***** Text to read *****
Crimean Opera House Pulls Back Curtains On Russian Sanctions Loophole

The Sevastopol State Opera and Ballet Theater has been designed by the avant-garde Austrian architectural firm Coop Himmelb(l)au and is expected to open in 2023.

Sanctions have prohibited companies from doing business with the Russian authorities controlling Crimea for more than six years, but Western participation in the development of a bold, seagull-inspired opera house flies in the face of that ban.

The Sevastopol State Opera and Ballet Theater, designed by the avant-garde Austrian architectural firm Coop Himmelb(l)au and expected to open in 2023, is part of a massive Kremlin-ordered cultural complex being constructed on the southern tip of the peninsula.

Overlooking Sevastopol Bay alongside one of the Soviet Union's largest war monuments, the complex promises to rise as the grandest symbol yet of Russia's defiance of punitive measures imposed following its 2014 seizure of the Ukrainian Black Sea peninsula and ongoing involvement in the separatist conflict in eastern Ukraine.
***** Listed entries *****
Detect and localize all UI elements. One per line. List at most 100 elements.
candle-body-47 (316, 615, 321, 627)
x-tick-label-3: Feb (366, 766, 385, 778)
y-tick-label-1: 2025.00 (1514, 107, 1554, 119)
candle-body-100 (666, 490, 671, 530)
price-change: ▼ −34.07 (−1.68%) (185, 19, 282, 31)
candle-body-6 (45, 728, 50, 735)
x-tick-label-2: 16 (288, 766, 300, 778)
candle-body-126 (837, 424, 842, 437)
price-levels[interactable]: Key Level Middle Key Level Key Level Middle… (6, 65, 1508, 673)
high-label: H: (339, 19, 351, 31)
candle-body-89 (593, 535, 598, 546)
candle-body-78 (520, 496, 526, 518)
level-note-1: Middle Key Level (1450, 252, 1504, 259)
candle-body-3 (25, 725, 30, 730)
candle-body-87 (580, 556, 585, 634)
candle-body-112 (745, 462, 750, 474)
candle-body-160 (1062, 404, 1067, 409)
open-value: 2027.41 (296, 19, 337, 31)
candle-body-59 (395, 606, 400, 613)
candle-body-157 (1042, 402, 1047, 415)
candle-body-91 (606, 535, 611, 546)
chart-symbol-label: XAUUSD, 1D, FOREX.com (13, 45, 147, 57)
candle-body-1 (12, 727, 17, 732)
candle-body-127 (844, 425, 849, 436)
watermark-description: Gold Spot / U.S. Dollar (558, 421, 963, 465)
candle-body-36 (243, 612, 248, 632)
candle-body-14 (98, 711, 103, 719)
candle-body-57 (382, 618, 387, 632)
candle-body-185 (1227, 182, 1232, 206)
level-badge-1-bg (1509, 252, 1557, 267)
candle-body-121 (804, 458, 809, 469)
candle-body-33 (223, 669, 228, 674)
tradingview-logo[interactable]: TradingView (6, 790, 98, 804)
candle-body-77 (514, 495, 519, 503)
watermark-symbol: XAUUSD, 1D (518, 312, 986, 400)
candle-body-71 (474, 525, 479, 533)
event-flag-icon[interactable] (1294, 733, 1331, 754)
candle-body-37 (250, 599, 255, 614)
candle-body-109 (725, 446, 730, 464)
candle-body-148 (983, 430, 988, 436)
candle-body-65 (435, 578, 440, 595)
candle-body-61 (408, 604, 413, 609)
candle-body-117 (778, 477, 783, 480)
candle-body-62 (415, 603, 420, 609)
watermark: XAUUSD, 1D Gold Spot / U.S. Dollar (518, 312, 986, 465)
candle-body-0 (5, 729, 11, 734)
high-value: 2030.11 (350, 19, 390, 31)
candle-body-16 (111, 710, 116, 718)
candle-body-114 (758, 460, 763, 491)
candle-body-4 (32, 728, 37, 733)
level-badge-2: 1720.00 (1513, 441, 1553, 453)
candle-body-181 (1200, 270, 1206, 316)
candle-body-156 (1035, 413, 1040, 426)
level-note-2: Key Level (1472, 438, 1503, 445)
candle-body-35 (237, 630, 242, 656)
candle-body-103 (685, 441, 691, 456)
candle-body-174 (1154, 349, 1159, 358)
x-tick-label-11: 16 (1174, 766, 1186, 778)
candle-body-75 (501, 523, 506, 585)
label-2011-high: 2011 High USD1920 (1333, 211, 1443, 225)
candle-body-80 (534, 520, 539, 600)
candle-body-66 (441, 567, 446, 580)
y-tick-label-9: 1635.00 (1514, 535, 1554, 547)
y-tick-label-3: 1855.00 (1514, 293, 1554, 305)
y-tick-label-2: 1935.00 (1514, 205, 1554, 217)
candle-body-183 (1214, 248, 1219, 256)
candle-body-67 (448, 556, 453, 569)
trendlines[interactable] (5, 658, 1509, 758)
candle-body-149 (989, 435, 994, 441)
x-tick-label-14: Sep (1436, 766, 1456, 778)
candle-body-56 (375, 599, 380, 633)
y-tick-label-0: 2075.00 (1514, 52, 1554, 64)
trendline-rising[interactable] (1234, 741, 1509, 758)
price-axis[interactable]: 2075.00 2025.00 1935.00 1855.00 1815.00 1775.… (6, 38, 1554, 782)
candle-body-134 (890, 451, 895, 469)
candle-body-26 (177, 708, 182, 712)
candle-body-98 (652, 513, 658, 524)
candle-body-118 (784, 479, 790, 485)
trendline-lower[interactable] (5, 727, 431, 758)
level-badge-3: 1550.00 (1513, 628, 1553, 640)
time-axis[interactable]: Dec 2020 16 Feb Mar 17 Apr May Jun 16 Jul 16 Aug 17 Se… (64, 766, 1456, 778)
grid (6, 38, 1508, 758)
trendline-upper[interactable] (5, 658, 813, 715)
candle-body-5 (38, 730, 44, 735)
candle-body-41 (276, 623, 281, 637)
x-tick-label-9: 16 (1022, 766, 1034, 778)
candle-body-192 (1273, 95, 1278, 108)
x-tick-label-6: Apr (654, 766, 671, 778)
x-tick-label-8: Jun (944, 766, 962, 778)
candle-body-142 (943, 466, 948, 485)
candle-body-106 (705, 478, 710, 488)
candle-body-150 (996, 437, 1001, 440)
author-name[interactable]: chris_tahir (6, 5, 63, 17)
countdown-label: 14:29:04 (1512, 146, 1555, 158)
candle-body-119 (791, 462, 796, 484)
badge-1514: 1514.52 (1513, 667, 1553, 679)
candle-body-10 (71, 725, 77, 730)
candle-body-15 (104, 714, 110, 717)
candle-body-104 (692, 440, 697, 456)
*****
* _Exercise description_: Retype the article about the Sevastopol opera house word for word, everything from "Sanctions have prohibited" down to "of that ban.".

* _Right answer_:
Sanctions have prohibited companies from doing business with the Russian authorities controlling Crimea for more than six years, but Western participation in the development of a bold, seagull-inspired opera house flies in the face of that ban.